§ SUPPLIED ENTRIES:
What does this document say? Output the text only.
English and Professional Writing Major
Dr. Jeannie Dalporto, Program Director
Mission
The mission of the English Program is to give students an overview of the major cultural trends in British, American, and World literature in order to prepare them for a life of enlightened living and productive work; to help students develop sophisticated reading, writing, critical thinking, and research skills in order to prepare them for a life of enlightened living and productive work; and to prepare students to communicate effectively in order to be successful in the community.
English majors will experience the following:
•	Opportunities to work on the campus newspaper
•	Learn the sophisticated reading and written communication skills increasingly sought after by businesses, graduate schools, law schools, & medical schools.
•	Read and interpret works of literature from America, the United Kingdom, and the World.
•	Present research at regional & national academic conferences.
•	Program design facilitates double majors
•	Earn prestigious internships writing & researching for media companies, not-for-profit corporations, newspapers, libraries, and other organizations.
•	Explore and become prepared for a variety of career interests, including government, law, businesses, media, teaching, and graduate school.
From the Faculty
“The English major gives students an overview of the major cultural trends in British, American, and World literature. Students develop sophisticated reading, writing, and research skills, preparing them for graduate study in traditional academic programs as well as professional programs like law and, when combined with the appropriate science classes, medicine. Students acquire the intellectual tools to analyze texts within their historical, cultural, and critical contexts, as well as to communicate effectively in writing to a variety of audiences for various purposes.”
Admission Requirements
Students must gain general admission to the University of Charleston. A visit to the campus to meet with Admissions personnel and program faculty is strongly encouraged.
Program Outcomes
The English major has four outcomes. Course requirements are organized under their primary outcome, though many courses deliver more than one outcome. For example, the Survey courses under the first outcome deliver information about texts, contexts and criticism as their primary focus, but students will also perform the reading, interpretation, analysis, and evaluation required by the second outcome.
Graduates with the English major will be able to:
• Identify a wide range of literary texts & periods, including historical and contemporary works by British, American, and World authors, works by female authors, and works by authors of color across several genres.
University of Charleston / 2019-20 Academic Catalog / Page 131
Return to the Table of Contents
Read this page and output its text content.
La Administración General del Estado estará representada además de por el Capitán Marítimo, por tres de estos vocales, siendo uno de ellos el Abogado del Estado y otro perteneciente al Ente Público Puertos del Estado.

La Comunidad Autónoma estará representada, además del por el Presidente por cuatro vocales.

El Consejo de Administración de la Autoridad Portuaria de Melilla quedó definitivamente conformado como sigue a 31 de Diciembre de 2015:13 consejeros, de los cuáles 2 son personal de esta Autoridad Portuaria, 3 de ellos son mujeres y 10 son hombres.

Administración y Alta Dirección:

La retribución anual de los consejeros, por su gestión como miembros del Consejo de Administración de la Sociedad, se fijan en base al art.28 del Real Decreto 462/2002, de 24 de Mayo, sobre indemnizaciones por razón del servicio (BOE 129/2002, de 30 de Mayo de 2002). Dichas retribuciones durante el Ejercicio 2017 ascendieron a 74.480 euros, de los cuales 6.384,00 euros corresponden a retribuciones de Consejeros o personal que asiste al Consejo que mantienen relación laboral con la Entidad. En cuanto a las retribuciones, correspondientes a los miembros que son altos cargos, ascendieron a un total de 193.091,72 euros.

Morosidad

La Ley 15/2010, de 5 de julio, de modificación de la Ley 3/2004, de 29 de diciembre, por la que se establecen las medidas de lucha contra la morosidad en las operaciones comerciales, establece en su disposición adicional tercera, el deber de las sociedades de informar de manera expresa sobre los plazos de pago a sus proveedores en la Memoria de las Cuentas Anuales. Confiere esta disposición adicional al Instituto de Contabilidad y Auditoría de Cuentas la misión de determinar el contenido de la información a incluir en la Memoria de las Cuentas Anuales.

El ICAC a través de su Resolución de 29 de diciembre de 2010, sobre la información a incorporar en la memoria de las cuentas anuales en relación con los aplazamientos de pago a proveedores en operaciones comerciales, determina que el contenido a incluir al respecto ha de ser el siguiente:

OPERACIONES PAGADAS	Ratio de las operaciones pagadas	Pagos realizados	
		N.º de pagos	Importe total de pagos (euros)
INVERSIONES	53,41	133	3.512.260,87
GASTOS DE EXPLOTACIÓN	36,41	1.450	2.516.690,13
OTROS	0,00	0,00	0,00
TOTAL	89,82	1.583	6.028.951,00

§ EXERCISE DESCRIPTION:
Extract all the material, leaving every line as it is.

§ COMPLETED EXERCISE:
What does this document say? Output the text only.
English and Professional Writing Major
Dr. Jeannie Dalporto, Program Director
Mission
The mission of the English Program is to give students an overview of the major cultural trends in British, American, and World literature in order to prepare them for a life of enlightened living and productive work; to help students develop sophisticated reading, writing, critical thinking, and research skills in order to prepare them for a life of enlightened living and productive work; and to prepare students to communicate effectively in order to be successful in the community.
English majors will experience the following:
•	Opportunities to work on the campus newspaper
•	Learn the sophisticated reading and written communication skills increasingly sought after by businesses, graduate schools, law schools, & medical schools.
•	Read and interpret works of literature from America, the United Kingdom, and the World.
•	Present research at regional & national academic conferences.
•	Program design facilitates double majors
•	Earn prestigious internships writing & researching for media companies, not-for-profit corporations, newspapers, libraries, and other organizations.
•	Explore and become prepared for a variety of career interests, including government, law, businesses, media, teaching, and graduate school.
From the Faculty
“The English major gives students an overview of the major cultural trends in British, American, and World literature. Students develop sophisticated reading, writing, and research skills, preparing them for graduate study in traditional academic programs as well as professional programs like law and, when combined with the appropriate science classes, medicine. Students acquire the intellectual tools to analyze texts within their historical, cultural, and critical contexts, as well as to communicate effectively in writing to a variety of audiences for various purposes.”
Admission Requirements
Students must gain general admission to the University of Charleston. A visit to the campus to meet with Admissions personnel and program faculty is strongly encouraged.
Program Outcomes
The English major has four outcomes. Course requirements are organized under their primary outcome, though many courses deliver more than one outcome. For example, the Survey courses under the first outcome deliver information about texts, contexts and criticism as their primary focus, but students will also perform the reading, interpretation, analysis, and evaluation required by the second outcome.
Graduates with the English major will be able to:
• Identify a wide range of literary texts & periods, including historical and contemporary works by British, American, and World authors, works by female authors, and works by authors of color across several genres.
University of Charleston / 2019-20 Academic Catalog / Page 131
Return to the Table of Contents
Read this page and output its text content.
La Administración General del Estado estará representada además de por el Capitán Marítimo, por tres de estos vocales, siendo uno de ellos el Abogado del Estado y otro perteneciente al Ente Público Puertos del Estado.

La Comunidad Autónoma estará representada, además del por el Presidente por cuatro vocales.

El Consejo de Administración de la Autoridad Portuaria de Melilla quedó definitivamente conformado como sigue a 31 de Diciembre de 2015:13 consejeros, de los cuáles 2 son personal de esta Autoridad Portuaria, 3 de ellos son mujeres y 10 son hombres.

Administración y Alta Dirección:

La retribución anual de los consejeros, por su gestión como miembros del Consejo de Administración de la Sociedad, se fijan en base al art.28 del Real Decreto 462/2002, de 24 de Mayo, sobre indemnizaciones por razón del servicio (BOE 129/2002, de 30 de Mayo de 2002). Dichas retribuciones durante el Ejercicio 2017 ascendieron a 74.480 euros, de los cuales 6.384,00 euros corresponden a retribuciones de Consejeros o personal que asiste al Consejo que mantienen relación laboral con la Entidad. En cuanto a las retribuciones, correspondientes a los miembros que son altos cargos, ascendieron a un total de 193.091,72 euros.

Morosidad

La Ley 15/2010, de 5 de julio, de modificación de la Ley 3/2004, de 29 de diciembre, por la que se establecen las medidas de lucha contra la morosidad en las operaciones comerciales, establece en su disposición adicional tercera, el deber de las sociedades de informar de manera expresa sobre los plazos de pago a sus proveedores en la Memoria de las Cuentas Anuales. Confiere esta disposición adicional al Instituto de Contabilidad y Auditoría de Cuentas la misión de determinar el contenido de la información a incluir en la Memoria de las Cuentas Anuales.

El ICAC a través de su Resolución de 29 de diciembre de 2010, sobre la información a incorporar en la memoria de las cuentas anuales en relación con los aplazamientos de pago a proveedores en operaciones comerciales, determina que el contenido a incluir al respecto ha de ser el siguiente:

OPERACIONES PAGADAS	Ratio de las operaciones pagadas	Pagos realizados	
		N.º de pagos	Importe total de pagos (euros)
INVERSIONES	53,41	133	3.512.260,87
GASTOS DE EXPLOTACIÓN	36,41	1.450	2.516.690,13
OTROS	0,00	0,00	0,00
TOTAL	89,82	1.583	6.028.951,00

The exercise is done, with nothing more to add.